• [DESCRIPTION OF THE TASK]: Output all of the data below exactly as given.

* start INPUT FOR THIS TASK *

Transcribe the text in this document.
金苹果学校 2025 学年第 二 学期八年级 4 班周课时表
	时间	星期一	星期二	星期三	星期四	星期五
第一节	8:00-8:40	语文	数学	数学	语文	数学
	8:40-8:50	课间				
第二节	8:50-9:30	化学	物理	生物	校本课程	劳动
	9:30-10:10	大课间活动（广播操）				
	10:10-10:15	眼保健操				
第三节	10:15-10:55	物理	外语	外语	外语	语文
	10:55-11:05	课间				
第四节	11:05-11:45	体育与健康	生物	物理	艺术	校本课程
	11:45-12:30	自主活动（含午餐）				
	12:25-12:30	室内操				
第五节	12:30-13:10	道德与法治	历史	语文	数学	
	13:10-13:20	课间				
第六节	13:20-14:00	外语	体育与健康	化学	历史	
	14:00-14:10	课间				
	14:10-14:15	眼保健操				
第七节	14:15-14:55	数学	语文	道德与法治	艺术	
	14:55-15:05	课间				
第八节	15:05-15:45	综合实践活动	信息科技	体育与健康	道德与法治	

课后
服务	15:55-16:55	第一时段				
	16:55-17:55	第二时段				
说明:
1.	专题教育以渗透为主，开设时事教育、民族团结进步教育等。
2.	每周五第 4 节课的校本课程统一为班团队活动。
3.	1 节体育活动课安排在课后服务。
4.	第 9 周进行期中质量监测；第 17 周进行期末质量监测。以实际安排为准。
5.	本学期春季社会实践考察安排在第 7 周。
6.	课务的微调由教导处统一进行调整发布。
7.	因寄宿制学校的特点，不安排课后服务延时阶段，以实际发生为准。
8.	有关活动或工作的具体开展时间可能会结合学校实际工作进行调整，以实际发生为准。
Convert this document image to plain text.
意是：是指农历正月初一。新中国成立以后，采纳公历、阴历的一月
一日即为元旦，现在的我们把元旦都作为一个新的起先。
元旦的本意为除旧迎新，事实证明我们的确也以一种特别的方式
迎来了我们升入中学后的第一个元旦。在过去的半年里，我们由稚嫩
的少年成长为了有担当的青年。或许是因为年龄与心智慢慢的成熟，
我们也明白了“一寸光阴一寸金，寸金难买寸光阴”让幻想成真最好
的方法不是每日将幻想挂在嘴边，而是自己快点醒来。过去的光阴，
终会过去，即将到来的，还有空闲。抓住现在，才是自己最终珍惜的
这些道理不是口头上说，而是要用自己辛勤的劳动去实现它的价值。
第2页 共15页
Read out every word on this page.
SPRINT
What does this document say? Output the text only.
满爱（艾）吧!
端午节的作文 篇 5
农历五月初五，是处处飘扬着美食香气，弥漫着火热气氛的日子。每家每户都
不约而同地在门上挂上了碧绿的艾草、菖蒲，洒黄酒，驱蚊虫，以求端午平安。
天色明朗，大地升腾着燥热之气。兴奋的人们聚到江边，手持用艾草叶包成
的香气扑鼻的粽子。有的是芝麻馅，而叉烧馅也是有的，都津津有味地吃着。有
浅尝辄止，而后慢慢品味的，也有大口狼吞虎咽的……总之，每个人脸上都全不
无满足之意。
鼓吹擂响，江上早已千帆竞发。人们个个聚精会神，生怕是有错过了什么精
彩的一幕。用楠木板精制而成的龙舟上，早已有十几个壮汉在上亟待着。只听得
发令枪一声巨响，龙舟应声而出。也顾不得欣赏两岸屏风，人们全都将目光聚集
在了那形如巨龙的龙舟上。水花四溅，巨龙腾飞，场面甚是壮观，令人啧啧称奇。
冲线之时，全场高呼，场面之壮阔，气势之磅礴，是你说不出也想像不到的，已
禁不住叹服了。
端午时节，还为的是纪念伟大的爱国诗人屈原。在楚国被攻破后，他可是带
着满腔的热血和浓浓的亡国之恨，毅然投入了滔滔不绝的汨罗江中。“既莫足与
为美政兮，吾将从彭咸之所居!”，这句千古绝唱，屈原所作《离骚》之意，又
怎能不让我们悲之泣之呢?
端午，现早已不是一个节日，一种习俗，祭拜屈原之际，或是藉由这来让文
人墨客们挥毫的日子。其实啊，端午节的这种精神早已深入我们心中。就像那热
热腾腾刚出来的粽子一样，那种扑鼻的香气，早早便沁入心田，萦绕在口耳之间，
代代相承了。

* end INPUT FOR THIS TASK *

• [WRITTEN ANSWER]:
Transcribe the text in this document.
金苹果学校 2025 学年第 二 学期八年级 4 班周课时表
	时间	星期一	星期二	星期三	星期四	星期五
第一节	8:00-8:40	语文	数学	数学	语文	数学
	8:40-8:50	课间				
第二节	8:50-9:30	化学	物理	生物	校本课程	劳动
	9:30-10:10	大课间活动（广播操）				
	10:10-10:15	眼保健操				
第三节	10:15-10:55	物理	外语	外语	外语	语文
	10:55-11:05	课间				
第四节	11:05-11:45	体育与健康	生物	物理	艺术	校本课程
	11:45-12:30	自主活动（含午餐）				
	12:25-12:30	室内操				
第五节	12:30-13:10	道德与法治	历史	语文	数学	
	13:10-13:20	课间				
第六节	13:20-14:00	外语	体育与健康	化学	历史	
	14:00-14:10	课间				
	14:10-14:15	眼保健操				
第七节	14:15-14:55	数学	语文	道德与法治	艺术	
	14:55-15:05	课间				
第八节	15:05-15:45	综合实践活动	信息科技	体育与健康	道德与法治	

课后
服务	15:55-16:55	第一时段				
	16:55-17:55	第二时段				
说明:
1.	专题教育以渗透为主，开设时事教育、民族团结进步教育等。
2.	每周五第 4 节课的校本课程统一为班团队活动。
3.	1 节体育活动课安排在课后服务。
4.	第 9 周进行期中质量监测；第 17 周进行期末质量监测。以实际安排为准。
5.	本学期春季社会实践考察安排在第 7 周。
6.	课务的微调由教导处统一进行调整发布。
7.	因寄宿制学校的特点，不安排课后服务延时阶段，以实际发生为准。
8.	有关活动或工作的具体开展时间可能会结合学校实际工作进行调整，以实际发生为准。
Convert this document image to plain text.
意是：是指农历正月初一。新中国成立以后，采纳公历、阴历的一月
一日即为元旦，现在的我们把元旦都作为一个新的起先。
元旦的本意为除旧迎新，事实证明我们的确也以一种特别的方式
迎来了我们升入中学后的第一个元旦。在过去的半年里，我们由稚嫩
的少年成长为了有担当的青年。或许是因为年龄与心智慢慢的成熟，
我们也明白了“一寸光阴一寸金，寸金难买寸光阴”让幻想成真最好
的方法不是每日将幻想挂在嘴边，而是自己快点醒来。过去的光阴，
终会过去，即将到来的，还有空闲。抓住现在，才是自己最终珍惜的
这些道理不是口头上说，而是要用自己辛勤的劳动去实现它的价值。
第2页 共15页
Read out every word on this page.
SPRINT
What does this document say? Output the text only.
满爱（艾）吧!
端午节的作文 篇 5
农历五月初五，是处处飘扬着美食香气，弥漫着火热气氛的日子。每家每户都
不约而同地在门上挂上了碧绿的艾草、菖蒲，洒黄酒，驱蚊虫，以求端午平安。
天色明朗，大地升腾着燥热之气。兴奋的人们聚到江边，手持用艾草叶包成
的香气扑鼻的粽子。有的是芝麻馅，而叉烧馅也是有的，都津津有味地吃着。有
浅尝辄止，而后慢慢品味的，也有大口狼吞虎咽的……总之，每个人脸上都全不
无满足之意。
鼓吹擂响，江上早已千帆竞发。人们个个聚精会神，生怕是有错过了什么精
彩的一幕。用楠木板精制而成的龙舟上，早已有十几个壮汉在上亟待着。只听得
发令枪一声巨响，龙舟应声而出。也顾不得欣赏两岸屏风，人们全都将目光聚集
在了那形如巨龙的龙舟上。水花四溅，巨龙腾飞，场面甚是壮观，令人啧啧称奇。
冲线之时，全场高呼，场面之壮阔，气势之磅礴，是你说不出也想像不到的，已
禁不住叹服了。
端午时节，还为的是纪念伟大的爱国诗人屈原。在楚国被攻破后，他可是带
着满腔的热血和浓浓的亡国之恨，毅然投入了滔滔不绝的汨罗江中。“既莫足与
为美政兮，吾将从彭咸之所居!”，这句千古绝唱，屈原所作《离骚》之意，又
怎能不让我们悲之泣之呢?
端午，现早已不是一个节日，一种习俗，祭拜屈原之际，或是藉由这来让文
人墨客们挥毫的日子。其实啊，端午节的这种精神早已深入我们心中。就像那热
热腾腾刚出来的粽子一样，那种扑鼻的香气，早早便沁入心田，萦绕在口耳之间，
代代相承了。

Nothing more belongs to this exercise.